— Start of Entries supplied —

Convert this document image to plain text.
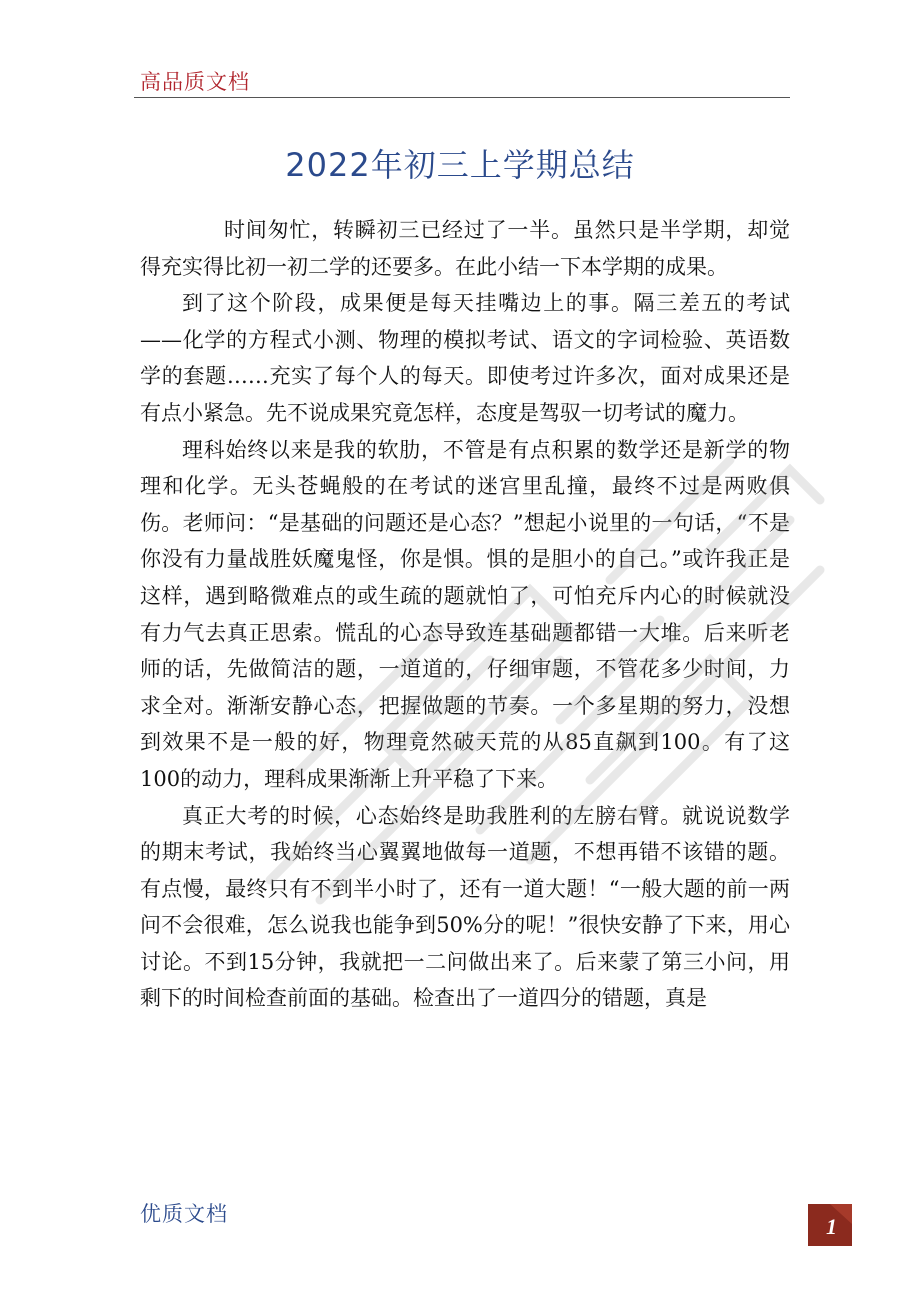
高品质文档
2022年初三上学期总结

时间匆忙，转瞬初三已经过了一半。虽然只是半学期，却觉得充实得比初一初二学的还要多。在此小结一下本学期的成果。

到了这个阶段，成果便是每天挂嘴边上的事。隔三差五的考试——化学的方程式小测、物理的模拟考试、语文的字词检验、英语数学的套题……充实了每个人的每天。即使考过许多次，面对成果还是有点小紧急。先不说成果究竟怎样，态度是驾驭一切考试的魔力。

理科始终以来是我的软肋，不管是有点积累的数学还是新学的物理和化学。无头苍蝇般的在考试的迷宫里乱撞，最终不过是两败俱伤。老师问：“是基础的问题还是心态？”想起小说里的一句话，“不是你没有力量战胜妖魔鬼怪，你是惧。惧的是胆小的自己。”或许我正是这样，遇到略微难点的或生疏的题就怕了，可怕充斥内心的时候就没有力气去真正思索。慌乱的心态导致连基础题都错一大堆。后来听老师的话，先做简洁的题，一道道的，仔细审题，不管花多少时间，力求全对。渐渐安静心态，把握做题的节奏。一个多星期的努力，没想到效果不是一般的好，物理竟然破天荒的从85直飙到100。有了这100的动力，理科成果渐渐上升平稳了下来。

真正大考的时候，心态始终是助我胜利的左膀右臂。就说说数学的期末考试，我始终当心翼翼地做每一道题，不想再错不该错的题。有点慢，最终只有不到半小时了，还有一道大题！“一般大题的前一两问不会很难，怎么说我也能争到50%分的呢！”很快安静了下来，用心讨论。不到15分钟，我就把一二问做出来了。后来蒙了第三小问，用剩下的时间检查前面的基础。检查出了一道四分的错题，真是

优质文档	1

— End of Entries supplied —
— Start of Entries supplied —

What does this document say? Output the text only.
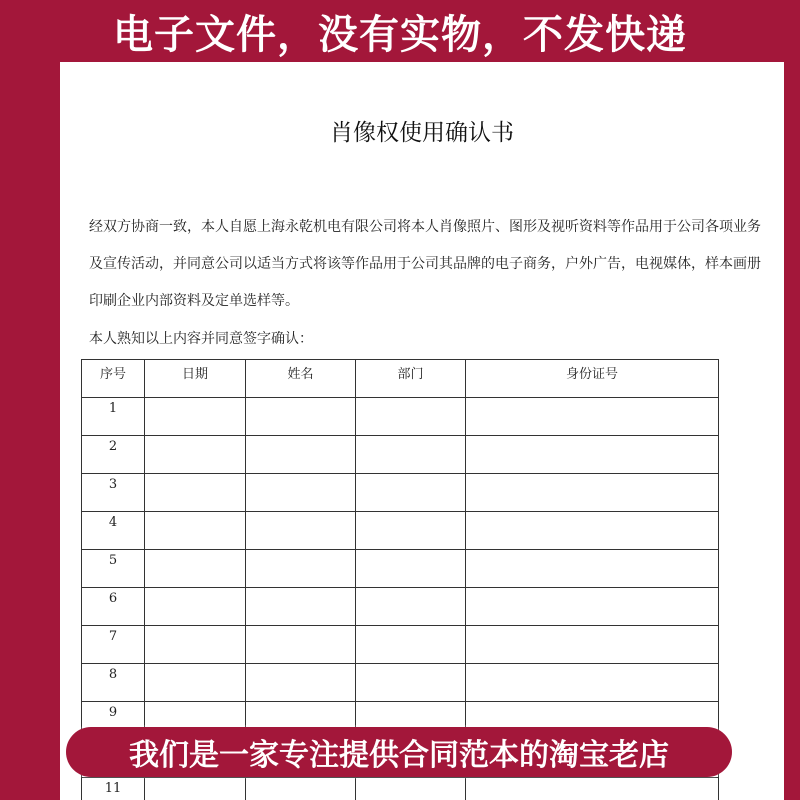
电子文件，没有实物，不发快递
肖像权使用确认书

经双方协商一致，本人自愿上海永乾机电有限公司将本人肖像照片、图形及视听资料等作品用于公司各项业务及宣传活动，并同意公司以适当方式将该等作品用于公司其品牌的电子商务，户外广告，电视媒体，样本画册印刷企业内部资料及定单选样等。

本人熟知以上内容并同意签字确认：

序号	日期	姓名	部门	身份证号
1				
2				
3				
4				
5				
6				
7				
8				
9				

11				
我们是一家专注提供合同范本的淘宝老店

— End of Entries supplied —

What is the number of lines in the listing above that contain the string "text"? Give only the number.

- Answer in full: 2